* **STATED TASK**:
For the entries that follow, tally the lines holding the string "have". Give the total and nothing else.
[DATASET start]
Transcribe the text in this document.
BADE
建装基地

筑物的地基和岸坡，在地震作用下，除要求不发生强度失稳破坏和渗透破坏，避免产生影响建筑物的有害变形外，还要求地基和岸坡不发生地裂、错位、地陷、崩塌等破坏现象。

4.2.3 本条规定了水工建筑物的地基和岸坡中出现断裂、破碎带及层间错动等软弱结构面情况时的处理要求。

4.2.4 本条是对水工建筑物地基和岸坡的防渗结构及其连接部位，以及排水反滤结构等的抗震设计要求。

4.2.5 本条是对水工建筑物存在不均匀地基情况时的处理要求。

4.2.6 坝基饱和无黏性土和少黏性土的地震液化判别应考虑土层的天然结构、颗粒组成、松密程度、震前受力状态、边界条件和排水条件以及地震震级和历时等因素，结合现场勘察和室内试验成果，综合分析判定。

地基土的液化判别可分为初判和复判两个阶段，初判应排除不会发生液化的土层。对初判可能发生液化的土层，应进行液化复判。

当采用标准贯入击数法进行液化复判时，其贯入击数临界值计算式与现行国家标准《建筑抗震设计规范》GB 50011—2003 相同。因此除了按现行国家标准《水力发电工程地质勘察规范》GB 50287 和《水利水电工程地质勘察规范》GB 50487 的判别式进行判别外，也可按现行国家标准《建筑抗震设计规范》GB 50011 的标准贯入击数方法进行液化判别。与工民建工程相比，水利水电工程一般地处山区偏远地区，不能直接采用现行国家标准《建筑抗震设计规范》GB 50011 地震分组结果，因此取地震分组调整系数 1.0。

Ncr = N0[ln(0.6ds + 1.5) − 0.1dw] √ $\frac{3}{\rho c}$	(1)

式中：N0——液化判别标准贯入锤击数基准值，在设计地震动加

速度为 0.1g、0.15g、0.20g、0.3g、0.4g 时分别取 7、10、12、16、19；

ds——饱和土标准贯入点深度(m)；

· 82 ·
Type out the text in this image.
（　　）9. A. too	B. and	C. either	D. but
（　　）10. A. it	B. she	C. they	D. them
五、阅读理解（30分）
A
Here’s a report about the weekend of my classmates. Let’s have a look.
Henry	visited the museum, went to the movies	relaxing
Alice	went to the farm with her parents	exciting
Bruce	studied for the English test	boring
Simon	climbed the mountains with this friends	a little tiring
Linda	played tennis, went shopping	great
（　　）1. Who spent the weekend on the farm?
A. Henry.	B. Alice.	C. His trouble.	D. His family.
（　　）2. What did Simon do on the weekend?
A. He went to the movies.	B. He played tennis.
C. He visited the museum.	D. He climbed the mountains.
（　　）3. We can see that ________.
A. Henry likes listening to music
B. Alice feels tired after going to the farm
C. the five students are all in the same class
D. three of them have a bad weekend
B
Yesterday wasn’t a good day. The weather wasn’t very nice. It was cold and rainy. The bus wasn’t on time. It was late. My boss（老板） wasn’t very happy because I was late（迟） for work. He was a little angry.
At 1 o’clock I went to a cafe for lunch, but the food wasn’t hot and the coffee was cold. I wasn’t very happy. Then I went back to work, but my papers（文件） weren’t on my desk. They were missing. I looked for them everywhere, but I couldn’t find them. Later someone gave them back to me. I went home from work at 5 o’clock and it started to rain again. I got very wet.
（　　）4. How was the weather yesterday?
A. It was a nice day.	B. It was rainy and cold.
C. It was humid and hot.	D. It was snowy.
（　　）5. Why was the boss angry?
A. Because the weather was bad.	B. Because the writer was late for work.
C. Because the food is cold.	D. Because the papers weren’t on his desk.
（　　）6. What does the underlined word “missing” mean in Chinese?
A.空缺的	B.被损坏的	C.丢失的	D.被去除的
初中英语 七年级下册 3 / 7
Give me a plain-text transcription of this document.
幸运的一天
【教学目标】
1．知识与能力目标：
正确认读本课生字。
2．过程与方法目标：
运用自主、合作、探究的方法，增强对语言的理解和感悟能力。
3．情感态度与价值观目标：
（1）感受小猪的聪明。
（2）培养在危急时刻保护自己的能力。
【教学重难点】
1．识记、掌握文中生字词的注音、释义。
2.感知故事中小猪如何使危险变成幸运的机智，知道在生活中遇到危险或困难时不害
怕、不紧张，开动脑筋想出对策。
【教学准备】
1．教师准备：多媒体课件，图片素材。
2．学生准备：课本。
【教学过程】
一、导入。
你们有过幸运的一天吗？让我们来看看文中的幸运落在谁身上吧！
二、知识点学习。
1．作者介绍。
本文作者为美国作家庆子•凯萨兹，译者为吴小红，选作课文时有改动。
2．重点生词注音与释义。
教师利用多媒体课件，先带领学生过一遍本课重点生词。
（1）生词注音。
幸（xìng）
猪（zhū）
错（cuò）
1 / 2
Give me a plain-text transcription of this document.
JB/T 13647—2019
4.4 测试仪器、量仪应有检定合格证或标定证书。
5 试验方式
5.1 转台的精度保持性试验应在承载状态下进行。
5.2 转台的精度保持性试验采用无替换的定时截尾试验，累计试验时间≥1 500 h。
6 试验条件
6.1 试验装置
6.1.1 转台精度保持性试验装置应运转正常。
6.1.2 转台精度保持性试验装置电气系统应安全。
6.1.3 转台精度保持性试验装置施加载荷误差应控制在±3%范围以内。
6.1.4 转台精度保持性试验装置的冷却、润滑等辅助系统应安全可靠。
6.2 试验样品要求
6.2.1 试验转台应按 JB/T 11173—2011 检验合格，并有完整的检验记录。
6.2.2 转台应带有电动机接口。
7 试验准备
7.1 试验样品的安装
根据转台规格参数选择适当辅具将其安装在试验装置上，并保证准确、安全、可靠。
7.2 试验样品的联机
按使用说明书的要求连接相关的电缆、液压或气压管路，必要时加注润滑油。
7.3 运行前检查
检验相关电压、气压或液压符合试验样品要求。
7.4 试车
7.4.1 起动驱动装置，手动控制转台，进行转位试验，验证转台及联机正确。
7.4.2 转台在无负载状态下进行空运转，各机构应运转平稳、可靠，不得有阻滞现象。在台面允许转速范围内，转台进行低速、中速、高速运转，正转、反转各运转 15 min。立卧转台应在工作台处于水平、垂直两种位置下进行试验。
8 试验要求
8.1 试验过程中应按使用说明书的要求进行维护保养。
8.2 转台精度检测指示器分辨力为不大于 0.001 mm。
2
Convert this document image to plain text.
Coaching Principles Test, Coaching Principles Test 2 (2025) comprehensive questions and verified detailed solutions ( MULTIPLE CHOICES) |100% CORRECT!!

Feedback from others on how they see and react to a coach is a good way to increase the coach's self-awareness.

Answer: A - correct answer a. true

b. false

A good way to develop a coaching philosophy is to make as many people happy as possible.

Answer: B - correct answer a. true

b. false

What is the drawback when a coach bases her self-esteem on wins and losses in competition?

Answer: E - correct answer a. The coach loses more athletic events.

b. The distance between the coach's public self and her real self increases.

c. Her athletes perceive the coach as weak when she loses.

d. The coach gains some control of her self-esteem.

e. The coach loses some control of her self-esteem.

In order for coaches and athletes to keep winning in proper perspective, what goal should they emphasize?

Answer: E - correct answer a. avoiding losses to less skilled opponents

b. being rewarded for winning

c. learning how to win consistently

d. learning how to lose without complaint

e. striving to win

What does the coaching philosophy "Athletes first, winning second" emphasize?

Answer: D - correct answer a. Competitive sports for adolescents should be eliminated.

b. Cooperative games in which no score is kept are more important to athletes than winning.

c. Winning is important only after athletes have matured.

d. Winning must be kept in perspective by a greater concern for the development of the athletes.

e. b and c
[DATASET end]
* **RESULT**:
3